**Task details**
From the listing below, pick out each line with the word "time".

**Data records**
-=-=-

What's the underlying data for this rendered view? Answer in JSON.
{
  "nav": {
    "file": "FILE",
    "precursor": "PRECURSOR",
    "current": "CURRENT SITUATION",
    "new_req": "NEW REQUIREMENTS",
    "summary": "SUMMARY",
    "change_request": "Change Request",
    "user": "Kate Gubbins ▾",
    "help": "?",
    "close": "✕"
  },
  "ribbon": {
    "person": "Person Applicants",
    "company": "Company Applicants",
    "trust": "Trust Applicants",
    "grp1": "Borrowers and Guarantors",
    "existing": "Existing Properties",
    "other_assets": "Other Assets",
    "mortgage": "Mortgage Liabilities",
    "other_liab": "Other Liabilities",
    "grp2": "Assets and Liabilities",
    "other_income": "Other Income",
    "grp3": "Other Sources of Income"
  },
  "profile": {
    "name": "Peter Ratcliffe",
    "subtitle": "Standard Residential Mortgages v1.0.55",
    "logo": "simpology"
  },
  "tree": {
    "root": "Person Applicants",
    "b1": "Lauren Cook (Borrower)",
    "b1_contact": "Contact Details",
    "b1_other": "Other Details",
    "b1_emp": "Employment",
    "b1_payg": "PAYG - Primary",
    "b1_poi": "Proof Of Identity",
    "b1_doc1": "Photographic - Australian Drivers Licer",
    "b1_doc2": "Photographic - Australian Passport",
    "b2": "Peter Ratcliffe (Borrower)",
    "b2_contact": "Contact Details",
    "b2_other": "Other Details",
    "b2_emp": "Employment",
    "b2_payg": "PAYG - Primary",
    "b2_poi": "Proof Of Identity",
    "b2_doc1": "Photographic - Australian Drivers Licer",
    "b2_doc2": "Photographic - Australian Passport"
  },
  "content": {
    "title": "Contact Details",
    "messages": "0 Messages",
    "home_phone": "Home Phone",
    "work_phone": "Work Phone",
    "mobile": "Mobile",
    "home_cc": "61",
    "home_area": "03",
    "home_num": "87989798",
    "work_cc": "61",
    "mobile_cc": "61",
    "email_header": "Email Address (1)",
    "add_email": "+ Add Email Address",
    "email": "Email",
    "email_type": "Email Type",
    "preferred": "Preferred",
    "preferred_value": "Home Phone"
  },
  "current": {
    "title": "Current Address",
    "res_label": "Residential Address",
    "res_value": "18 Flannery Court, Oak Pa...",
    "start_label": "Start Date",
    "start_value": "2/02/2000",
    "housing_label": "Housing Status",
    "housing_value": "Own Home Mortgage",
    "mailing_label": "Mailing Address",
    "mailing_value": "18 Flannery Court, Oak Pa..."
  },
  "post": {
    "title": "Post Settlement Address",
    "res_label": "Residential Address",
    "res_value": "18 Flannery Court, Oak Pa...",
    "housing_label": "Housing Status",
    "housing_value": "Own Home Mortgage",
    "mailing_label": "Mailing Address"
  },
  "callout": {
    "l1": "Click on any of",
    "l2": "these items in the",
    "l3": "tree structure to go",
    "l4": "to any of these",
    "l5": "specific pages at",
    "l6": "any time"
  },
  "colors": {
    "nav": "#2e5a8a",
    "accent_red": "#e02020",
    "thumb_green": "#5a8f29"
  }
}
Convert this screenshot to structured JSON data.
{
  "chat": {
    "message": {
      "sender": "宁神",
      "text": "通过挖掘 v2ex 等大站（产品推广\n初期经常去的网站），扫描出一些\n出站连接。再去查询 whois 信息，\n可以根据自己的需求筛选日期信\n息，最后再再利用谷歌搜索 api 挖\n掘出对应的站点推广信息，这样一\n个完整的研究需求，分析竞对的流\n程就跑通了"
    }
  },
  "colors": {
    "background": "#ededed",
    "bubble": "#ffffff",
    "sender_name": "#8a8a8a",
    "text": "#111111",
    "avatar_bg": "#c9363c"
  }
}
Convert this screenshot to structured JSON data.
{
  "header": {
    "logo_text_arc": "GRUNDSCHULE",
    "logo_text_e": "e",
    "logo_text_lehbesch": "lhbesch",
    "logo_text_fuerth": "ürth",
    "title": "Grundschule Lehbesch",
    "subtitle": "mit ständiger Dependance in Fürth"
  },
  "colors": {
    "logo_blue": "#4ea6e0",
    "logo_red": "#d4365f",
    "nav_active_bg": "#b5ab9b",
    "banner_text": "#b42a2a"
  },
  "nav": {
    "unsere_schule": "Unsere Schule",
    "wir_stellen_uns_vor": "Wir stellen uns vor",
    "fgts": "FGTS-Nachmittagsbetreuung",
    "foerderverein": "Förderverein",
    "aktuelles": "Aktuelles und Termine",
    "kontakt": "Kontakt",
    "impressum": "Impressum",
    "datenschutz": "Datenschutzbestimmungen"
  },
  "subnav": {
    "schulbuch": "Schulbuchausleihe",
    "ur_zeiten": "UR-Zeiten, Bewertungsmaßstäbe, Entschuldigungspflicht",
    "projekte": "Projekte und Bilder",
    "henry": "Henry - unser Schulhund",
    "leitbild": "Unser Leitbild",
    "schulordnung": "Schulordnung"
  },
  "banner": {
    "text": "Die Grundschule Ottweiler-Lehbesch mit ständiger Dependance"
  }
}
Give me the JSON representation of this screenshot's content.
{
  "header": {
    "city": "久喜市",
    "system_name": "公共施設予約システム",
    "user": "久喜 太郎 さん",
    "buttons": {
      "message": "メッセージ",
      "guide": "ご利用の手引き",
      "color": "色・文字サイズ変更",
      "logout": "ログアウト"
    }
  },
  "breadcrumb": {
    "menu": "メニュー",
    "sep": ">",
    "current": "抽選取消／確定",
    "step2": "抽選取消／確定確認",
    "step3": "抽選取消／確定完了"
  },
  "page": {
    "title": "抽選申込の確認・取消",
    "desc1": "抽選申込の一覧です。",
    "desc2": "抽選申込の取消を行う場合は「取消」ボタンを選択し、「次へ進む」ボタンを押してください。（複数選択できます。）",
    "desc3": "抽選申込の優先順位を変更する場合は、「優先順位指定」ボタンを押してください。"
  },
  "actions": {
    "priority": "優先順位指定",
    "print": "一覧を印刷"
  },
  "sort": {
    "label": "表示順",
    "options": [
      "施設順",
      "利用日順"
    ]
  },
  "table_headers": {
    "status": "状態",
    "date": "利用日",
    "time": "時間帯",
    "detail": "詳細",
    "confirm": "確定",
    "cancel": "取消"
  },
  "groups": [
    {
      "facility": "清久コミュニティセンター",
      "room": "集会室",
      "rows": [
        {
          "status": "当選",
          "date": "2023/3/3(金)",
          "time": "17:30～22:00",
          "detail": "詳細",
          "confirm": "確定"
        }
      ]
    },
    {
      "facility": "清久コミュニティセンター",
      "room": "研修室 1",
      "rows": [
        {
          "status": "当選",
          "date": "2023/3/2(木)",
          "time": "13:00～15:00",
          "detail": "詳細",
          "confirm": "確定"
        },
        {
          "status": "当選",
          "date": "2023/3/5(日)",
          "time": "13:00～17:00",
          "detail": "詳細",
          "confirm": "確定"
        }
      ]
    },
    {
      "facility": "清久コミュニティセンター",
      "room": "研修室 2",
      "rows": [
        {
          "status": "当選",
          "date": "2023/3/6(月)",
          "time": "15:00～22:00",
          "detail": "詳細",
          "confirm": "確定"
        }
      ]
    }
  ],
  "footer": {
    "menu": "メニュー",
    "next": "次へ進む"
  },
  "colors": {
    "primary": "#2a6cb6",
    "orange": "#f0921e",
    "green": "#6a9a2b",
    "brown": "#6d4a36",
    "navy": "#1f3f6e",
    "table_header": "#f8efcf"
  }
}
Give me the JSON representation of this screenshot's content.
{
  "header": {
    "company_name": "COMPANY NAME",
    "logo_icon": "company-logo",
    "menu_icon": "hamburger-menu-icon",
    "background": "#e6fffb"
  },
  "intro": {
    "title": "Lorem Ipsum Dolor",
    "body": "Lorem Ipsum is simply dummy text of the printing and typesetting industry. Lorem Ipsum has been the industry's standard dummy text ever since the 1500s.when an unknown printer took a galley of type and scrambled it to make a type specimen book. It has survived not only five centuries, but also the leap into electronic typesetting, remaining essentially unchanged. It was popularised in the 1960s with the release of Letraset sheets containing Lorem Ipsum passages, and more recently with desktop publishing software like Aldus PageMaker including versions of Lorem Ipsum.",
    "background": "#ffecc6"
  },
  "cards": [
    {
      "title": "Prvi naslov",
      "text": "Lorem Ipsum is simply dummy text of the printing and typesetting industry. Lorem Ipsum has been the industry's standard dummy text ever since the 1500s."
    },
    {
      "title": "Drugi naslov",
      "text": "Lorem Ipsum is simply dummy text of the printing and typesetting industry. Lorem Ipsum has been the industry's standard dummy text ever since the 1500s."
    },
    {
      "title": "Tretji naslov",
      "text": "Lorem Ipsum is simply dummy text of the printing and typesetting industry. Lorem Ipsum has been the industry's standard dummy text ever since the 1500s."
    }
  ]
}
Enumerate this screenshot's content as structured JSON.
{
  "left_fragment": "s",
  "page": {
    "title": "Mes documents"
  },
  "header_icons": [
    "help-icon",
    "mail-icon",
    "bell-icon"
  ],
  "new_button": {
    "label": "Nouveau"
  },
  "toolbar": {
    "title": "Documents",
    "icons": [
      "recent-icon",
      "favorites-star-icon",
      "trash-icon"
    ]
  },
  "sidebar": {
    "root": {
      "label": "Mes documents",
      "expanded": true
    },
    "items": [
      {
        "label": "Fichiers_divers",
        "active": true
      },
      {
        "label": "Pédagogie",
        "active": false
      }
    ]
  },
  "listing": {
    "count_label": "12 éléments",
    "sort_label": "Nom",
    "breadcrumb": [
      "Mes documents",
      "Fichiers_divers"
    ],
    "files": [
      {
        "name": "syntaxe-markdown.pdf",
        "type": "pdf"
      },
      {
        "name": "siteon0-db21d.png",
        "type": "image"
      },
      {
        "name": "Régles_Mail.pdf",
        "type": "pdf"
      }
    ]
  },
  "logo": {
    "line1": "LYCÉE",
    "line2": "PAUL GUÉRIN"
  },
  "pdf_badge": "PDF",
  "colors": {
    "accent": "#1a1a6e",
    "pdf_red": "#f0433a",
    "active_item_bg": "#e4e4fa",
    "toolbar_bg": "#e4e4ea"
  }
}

-=-=-

**Answer to this exercise**
    "l6": "any time"
    "time": "時間帯",
          "time": "17:30～22:00",
          "time": "13:00～15:00",
          "time": "13:00～17:00",
          "time": "15:00～22:00",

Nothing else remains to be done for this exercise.